To do.
Return the entries word for word, starting at the first line and ending at the line containing "Text: (-) output", with both of those lines included.

[Collected data]

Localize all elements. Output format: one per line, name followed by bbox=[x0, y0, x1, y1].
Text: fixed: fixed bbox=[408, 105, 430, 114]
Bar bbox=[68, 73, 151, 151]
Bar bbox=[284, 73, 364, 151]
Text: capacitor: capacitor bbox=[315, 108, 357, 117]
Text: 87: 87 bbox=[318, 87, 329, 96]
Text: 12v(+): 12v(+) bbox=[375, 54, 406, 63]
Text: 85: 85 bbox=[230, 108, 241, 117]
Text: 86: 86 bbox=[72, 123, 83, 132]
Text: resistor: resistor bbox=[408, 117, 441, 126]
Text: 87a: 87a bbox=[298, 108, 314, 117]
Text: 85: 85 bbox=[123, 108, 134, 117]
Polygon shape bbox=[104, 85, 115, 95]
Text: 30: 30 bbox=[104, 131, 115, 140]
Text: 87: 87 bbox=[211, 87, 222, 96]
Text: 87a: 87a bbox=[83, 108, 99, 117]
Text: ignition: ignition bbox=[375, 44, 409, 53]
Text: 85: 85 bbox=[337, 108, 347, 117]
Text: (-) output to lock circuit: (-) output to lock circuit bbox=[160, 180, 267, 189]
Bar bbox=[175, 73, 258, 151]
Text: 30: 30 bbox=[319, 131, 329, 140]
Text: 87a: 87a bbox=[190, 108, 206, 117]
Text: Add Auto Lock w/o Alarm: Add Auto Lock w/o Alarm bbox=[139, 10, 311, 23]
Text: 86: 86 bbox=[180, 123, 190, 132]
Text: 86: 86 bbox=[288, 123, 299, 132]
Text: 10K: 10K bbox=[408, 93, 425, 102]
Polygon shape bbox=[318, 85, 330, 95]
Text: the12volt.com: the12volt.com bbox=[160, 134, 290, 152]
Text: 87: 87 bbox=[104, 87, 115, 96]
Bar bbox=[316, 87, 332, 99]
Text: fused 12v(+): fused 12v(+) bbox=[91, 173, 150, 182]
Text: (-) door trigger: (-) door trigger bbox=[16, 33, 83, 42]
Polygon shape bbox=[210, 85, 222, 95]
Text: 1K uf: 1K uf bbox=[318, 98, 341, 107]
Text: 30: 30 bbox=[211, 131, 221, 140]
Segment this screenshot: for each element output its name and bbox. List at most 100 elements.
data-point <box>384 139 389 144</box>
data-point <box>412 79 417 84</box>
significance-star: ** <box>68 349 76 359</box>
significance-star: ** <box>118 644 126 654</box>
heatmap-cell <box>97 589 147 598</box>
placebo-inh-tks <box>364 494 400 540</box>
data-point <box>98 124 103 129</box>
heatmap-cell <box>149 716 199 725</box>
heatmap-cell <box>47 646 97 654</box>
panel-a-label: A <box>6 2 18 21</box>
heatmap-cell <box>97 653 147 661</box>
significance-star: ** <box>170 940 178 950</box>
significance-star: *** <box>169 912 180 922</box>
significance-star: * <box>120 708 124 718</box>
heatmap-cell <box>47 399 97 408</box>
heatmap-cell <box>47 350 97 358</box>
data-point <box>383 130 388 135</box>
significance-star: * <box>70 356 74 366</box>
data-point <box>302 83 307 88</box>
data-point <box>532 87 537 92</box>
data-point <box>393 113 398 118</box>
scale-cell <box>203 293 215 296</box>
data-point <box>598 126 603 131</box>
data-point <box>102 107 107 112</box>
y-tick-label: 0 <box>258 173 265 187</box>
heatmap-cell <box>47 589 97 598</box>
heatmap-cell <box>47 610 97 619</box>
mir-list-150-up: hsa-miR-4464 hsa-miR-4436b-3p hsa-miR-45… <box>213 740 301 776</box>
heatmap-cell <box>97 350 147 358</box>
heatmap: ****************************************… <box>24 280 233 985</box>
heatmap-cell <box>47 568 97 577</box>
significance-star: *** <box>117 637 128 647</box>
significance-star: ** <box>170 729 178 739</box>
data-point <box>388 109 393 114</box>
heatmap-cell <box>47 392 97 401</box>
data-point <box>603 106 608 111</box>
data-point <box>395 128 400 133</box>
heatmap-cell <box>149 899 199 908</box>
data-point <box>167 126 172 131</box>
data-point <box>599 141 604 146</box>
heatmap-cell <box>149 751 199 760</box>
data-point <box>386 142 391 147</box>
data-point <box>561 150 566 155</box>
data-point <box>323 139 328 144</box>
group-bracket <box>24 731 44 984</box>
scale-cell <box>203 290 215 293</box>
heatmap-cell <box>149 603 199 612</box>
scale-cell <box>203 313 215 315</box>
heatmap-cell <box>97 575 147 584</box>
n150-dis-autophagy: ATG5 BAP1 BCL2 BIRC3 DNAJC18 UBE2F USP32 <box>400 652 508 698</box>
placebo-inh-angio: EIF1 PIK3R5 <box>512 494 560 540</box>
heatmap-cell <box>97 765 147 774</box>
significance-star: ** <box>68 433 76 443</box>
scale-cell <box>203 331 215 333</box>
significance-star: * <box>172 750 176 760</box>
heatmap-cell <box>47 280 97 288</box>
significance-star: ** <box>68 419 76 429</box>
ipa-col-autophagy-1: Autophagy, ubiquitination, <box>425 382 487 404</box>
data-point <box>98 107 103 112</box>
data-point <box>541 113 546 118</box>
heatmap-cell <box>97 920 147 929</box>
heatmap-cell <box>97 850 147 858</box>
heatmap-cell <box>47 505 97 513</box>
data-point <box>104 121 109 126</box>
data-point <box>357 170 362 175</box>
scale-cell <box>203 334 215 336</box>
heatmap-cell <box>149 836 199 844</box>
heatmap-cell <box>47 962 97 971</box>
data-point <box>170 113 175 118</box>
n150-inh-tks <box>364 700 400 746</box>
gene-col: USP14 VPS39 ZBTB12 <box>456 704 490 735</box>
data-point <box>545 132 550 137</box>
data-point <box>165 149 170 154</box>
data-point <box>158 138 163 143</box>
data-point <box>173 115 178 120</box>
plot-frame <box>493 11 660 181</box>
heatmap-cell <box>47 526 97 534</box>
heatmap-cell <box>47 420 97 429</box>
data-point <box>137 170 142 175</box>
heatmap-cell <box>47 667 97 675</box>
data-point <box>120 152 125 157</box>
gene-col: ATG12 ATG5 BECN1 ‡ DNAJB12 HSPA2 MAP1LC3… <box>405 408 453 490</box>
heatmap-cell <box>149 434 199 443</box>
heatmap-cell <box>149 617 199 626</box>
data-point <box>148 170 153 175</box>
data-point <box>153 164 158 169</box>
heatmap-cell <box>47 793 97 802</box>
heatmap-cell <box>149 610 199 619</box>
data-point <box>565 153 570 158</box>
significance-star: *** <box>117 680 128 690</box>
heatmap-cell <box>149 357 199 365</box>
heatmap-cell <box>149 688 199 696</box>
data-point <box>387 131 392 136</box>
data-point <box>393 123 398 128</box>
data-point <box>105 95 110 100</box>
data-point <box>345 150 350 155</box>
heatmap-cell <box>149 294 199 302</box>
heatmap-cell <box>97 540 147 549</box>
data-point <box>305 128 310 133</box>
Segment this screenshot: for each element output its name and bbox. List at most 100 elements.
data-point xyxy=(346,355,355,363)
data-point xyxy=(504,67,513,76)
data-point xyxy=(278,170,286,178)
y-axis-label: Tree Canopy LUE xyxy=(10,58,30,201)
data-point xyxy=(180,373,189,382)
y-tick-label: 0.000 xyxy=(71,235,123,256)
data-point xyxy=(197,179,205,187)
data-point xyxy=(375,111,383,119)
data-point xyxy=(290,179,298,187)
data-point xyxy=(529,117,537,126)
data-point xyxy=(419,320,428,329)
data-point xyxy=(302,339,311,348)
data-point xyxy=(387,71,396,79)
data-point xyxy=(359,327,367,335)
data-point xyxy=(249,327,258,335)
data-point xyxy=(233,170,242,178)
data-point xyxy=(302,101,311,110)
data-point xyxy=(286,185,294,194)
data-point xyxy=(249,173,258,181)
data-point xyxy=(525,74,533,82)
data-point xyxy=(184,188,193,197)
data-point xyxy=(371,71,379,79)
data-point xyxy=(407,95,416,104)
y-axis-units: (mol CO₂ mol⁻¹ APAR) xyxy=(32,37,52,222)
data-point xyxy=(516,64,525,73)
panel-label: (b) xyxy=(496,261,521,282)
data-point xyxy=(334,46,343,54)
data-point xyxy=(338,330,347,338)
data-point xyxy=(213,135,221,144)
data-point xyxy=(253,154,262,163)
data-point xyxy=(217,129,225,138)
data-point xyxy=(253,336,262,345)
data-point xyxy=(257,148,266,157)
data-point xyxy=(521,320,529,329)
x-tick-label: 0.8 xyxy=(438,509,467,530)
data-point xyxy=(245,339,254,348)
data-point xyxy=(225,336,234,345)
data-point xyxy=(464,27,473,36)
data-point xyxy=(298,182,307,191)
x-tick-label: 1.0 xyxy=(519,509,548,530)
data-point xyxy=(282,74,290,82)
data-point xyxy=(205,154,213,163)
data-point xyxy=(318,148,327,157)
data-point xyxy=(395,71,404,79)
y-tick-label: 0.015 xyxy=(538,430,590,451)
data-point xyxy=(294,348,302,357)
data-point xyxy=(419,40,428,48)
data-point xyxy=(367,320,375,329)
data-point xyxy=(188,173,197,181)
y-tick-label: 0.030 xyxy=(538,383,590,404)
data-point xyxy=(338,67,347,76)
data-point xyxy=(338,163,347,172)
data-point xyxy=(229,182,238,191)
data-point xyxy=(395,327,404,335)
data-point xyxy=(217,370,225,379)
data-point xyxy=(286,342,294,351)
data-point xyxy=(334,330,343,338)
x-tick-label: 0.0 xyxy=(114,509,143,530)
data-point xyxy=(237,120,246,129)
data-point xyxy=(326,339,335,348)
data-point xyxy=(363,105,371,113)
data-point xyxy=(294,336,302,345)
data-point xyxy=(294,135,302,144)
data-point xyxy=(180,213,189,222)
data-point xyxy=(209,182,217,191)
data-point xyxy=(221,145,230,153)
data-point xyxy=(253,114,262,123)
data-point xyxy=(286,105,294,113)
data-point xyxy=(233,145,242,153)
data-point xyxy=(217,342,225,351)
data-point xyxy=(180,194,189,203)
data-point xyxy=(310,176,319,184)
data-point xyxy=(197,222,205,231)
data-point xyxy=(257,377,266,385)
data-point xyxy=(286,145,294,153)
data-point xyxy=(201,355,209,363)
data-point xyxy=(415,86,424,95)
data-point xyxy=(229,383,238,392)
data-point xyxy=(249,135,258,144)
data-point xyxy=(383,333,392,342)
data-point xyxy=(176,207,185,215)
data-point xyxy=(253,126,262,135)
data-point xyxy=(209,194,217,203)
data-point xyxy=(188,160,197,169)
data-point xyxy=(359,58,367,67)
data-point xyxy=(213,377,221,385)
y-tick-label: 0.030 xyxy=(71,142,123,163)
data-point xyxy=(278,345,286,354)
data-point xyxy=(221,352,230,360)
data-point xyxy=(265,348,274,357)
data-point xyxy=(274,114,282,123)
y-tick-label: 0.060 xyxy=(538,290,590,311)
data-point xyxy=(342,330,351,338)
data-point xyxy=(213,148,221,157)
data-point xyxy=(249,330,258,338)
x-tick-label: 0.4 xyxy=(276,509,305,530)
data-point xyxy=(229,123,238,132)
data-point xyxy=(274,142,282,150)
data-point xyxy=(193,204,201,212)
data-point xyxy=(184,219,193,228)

The result.
Localize all elements. Output format: one per line, name followed by bbox=[x0, y0, x1, y1].
Text: fixed: fixed bbox=[408, 105, 430, 114]
Bar bbox=[68, 73, 151, 151]
Bar bbox=[284, 73, 364, 151]
Text: capacitor: capacitor bbox=[315, 108, 357, 117]
Text: 87: 87 bbox=[318, 87, 329, 96]
Text: 12v(+): 12v(+) bbox=[375, 54, 406, 63]
Text: 85: 85 bbox=[230, 108, 241, 117]
Text: 86: 86 bbox=[72, 123, 83, 132]
Text: resistor: resistor bbox=[408, 117, 441, 126]
Text: 87a: 87a bbox=[298, 108, 314, 117]
Text: 85: 85 bbox=[123, 108, 134, 117]
Polygon shape bbox=[104, 85, 115, 95]
Text: 30: 30 bbox=[104, 131, 115, 140]
Text: 87: 87 bbox=[211, 87, 222, 96]
Text: 87a: 87a bbox=[83, 108, 99, 117]
Text: ignition: ignition bbox=[375, 44, 409, 53]
Text: 85: 85 bbox=[337, 108, 347, 117]
Text: (-) output to lock circuit: (-) output to lock circuit bbox=[160, 180, 267, 189]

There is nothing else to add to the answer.